• PROBLEM:
Print every entry, word for word, and skip the images.

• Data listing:
┌──

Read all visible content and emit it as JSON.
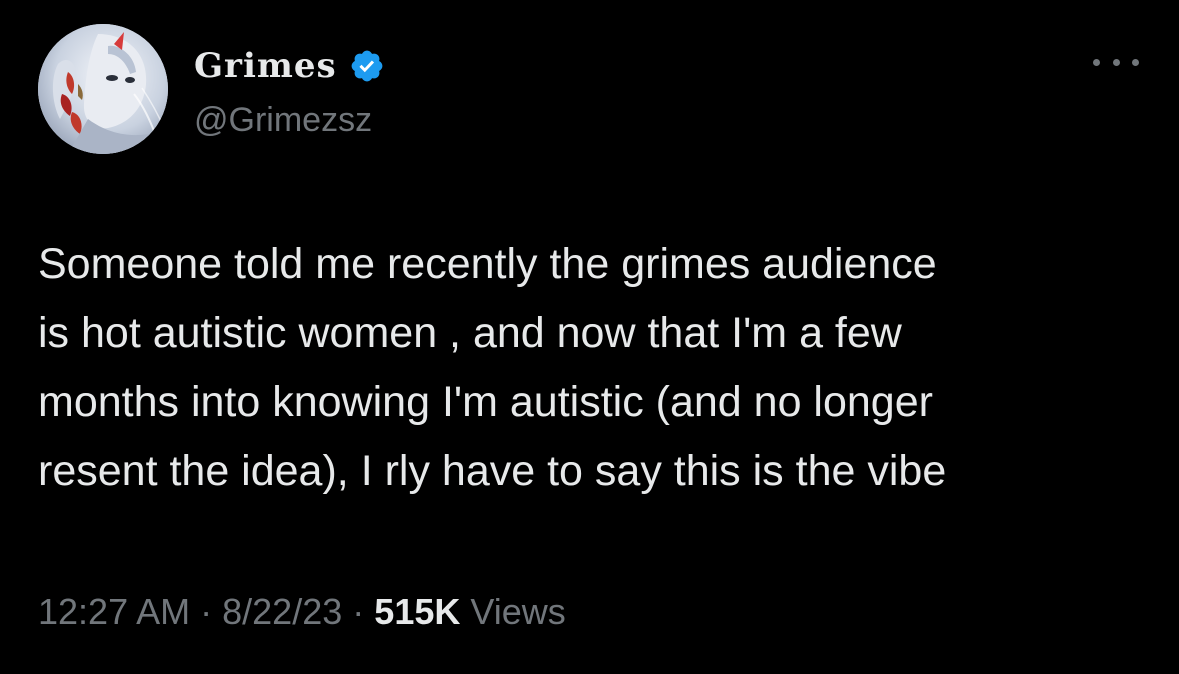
{
  "author": {
    "display_name": "Grimes",
    "handle": "@Grimezsz",
    "verified": true,
    "avatar_icon": "profile-avatar"
  },
  "tweet": {
    "text": "Someone told me recently the grimes audience\nis hot autistic women , and now that I'm a few\nmonths into knowing I'm autistic (and no longer\nresent the idea), I rly have to say this is the vibe"
  },
  "meta": {
    "time": "12:27 AM",
    "separator": "·",
    "date": "8/22/23",
    "views_count": "515K",
    "views_label": "Views"
  },
  "icons": {
    "more": "more-options-icon",
    "verified": "verified-badge-icon"
  },
  "colors": {
    "background": "#000000",
    "text_primary": "#e7e9ea",
    "text_secondary": "#71767b",
    "verified_blue": "#1d9bf0"
  }
}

└──

• TASK ANSWER:
Read all visible content and emit it as JSON.
{
  "author": {
    "display_name": "Grimes",
    "handle": "@Grimezsz",
    "verified": true,
    "avatar_icon": "profile-avatar"
  },
  "tweet": {
    "text": "Someone told me recently the grimes audience\nis hot autistic women , and now that I'm a few\nmonths into knowing I'm autistic (and no longer\nresent the idea), I rly have to say this is the vibe"
  },
  "meta": {
    "time": "12:27 AM",
    "separator": "·",
    "date": "8/22/23",
    "views_count": "515K",
    "views_label": "Views"
  },
  "icons": {
    "more": "more-options-icon",
    "verified": "verified-badge-icon"
  },
  "colors": {
    "background": "#000000",
    "text_primary": "#e7e9ea",
    "text_secondary": "#71767b",
    "verified_blue": "#1d9bf0"
  }
}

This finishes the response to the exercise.